Work to do :: Reproduce all the entries exactly and keep the pictures out.

/---

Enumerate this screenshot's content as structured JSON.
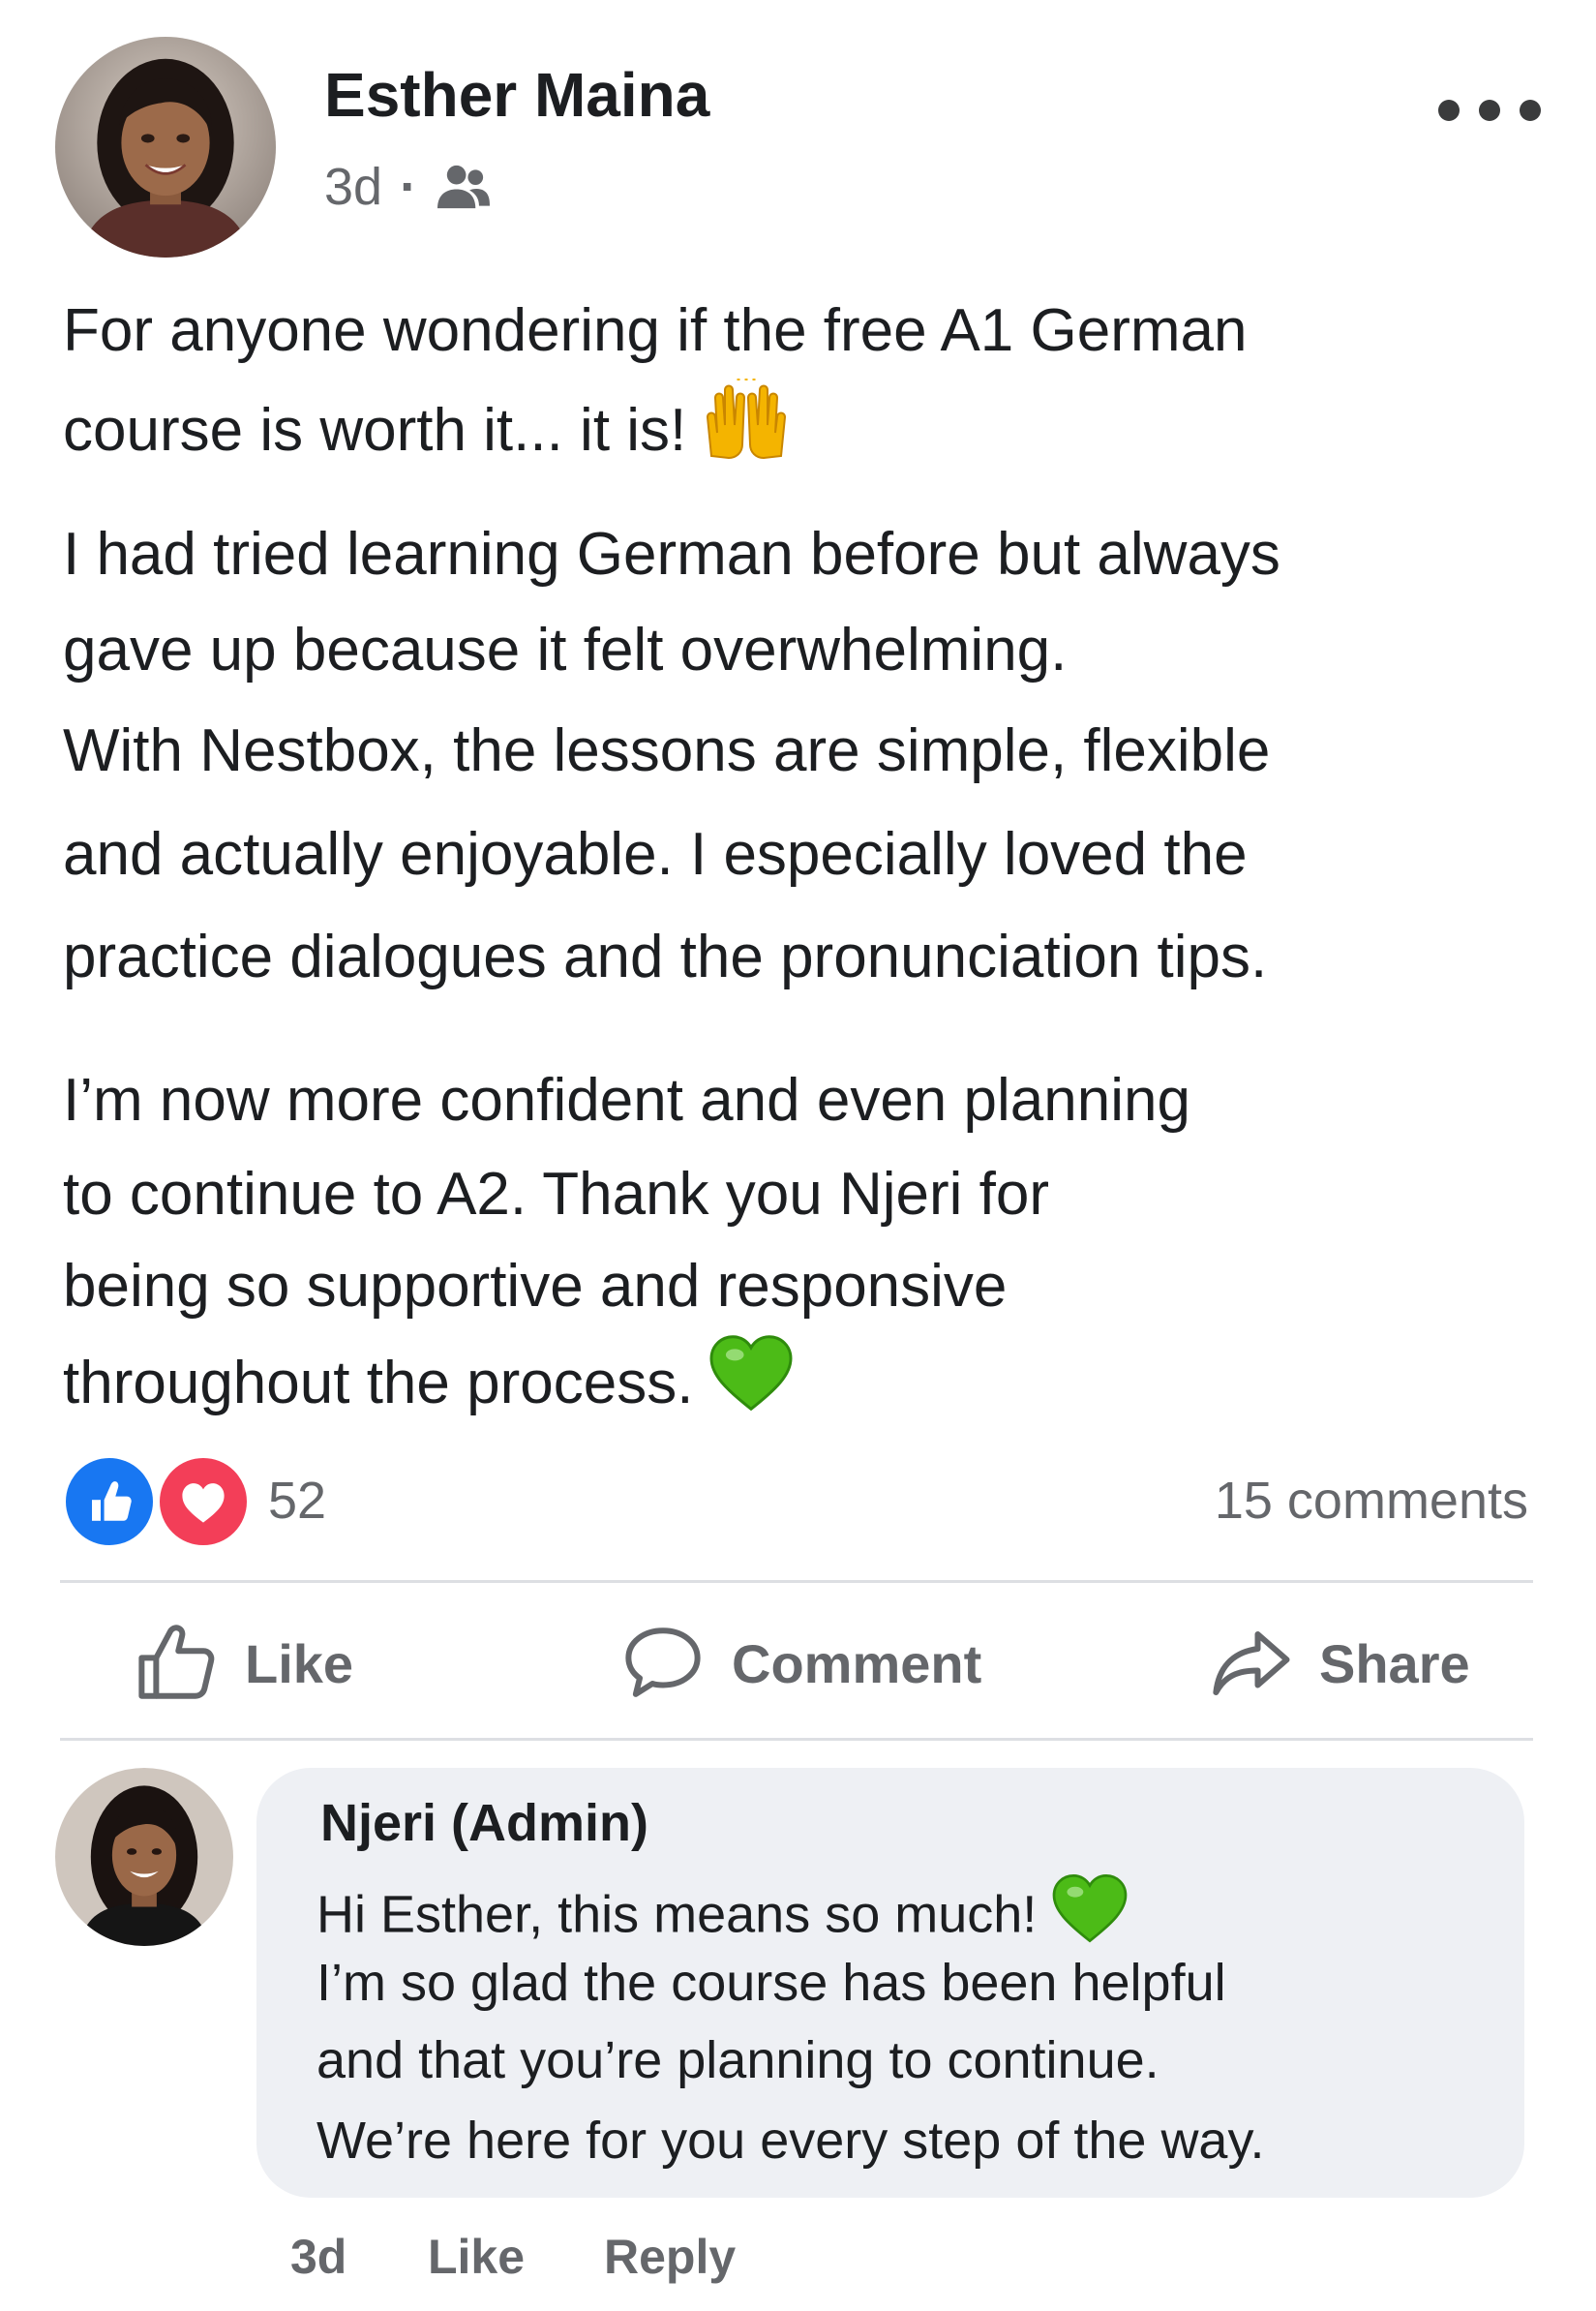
{
  "post": {
    "author": "Esther Maina",
    "time": "3d",
    "audience_icon": "group-icon",
    "more_icon": "more-options-icon",
    "paragraph1": [
      "For anyone wondering if the free A1 German",
      "course is worth it... it is!"
    ],
    "paragraph1_emoji": "raising-hands-emoji",
    "paragraph2": [
      "I had tried learning German before but always",
      "gave up because it felt overwhelming.",
      "With Nestbox, the lessons are simple, flexible",
      "and actually enjoyable. I especially loved the",
      "practice dialogues and the pronunciation tips."
    ],
    "paragraph3": [
      "I’m now more confident and even planning",
      "to continue to A2. Thank you Njeri for",
      "being so supportive and responsive",
      "throughout the process."
    ],
    "paragraph3_emoji": "green-heart-emoji"
  },
  "reactions": {
    "types": [
      "like",
      "love"
    ],
    "count": "52",
    "comments": "15 comments"
  },
  "actions": {
    "like": "Like",
    "comment": "Comment",
    "share": "Share"
  },
  "comment": {
    "author": "Njeri (Admin)",
    "lines": [
      "Hi Esther, this means so much!",
      "I’m so glad the course has been helpful",
      "and that you’re planning to continue.",
      "We’re here for you every step of the way."
    ],
    "emoji": "green-heart-emoji",
    "time": "3d",
    "like": "Like",
    "reply": "Reply"
  },
  "colors": {
    "like_blue": "#1877f2",
    "love_red": "#f33e58",
    "green_heart": "#4cbb17",
    "secondary_text": "#65676b",
    "bubble": "#eef0f4"
  }
}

\---

Exercise response ::
Enumerate this screenshot's content as structured JSON.
{
  "post": {
    "author": "Esther Maina",
    "time": "3d",
    "audience_icon": "group-icon",
    "more_icon": "more-options-icon",
    "paragraph1": [
      "For anyone wondering if the free A1 German",
      "course is worth it... it is!"
    ],
    "paragraph1_emoji": "raising-hands-emoji",
    "paragraph2": [
      "I had tried learning German before but always",
      "gave up because it felt overwhelming.",
      "With Nestbox, the lessons are simple, flexible",
      "and actually enjoyable. I especially loved the",
      "practice dialogues and the pronunciation tips."
    ],
    "paragraph3": [
      "I’m now more confident and even planning",
      "to continue to A2. Thank you Njeri for",
      "being so supportive and responsive",
      "throughout the process."
    ],
    "paragraph3_emoji": "green-heart-emoji"
  },
  "reactions": {
    "types": [
      "like",
      "love"
    ],
    "count": "52",
    "comments": "15 comments"
  },
  "actions": {
    "like": "Like",
    "comment": "Comment",
    "share": "Share"
  },
  "comment": {
    "author": "Njeri (Admin)",
    "lines": [
      "Hi Esther, this means so much!",
      "I’m so glad the course has been helpful",
      "and that you’re planning to continue.",
      "We’re here for you every step of the way."
    ],
    "emoji": "green-heart-emoji",
    "time": "3d",
    "like": "Like",
    "reply": "Reply"
  },
  "colors": {
    "like_blue": "#1877f2",
    "love_red": "#f33e58",
    "green_heart": "#4cbb17",
    "secondary_text": "#65676b",
    "bubble": "#eef0f4"
  }
}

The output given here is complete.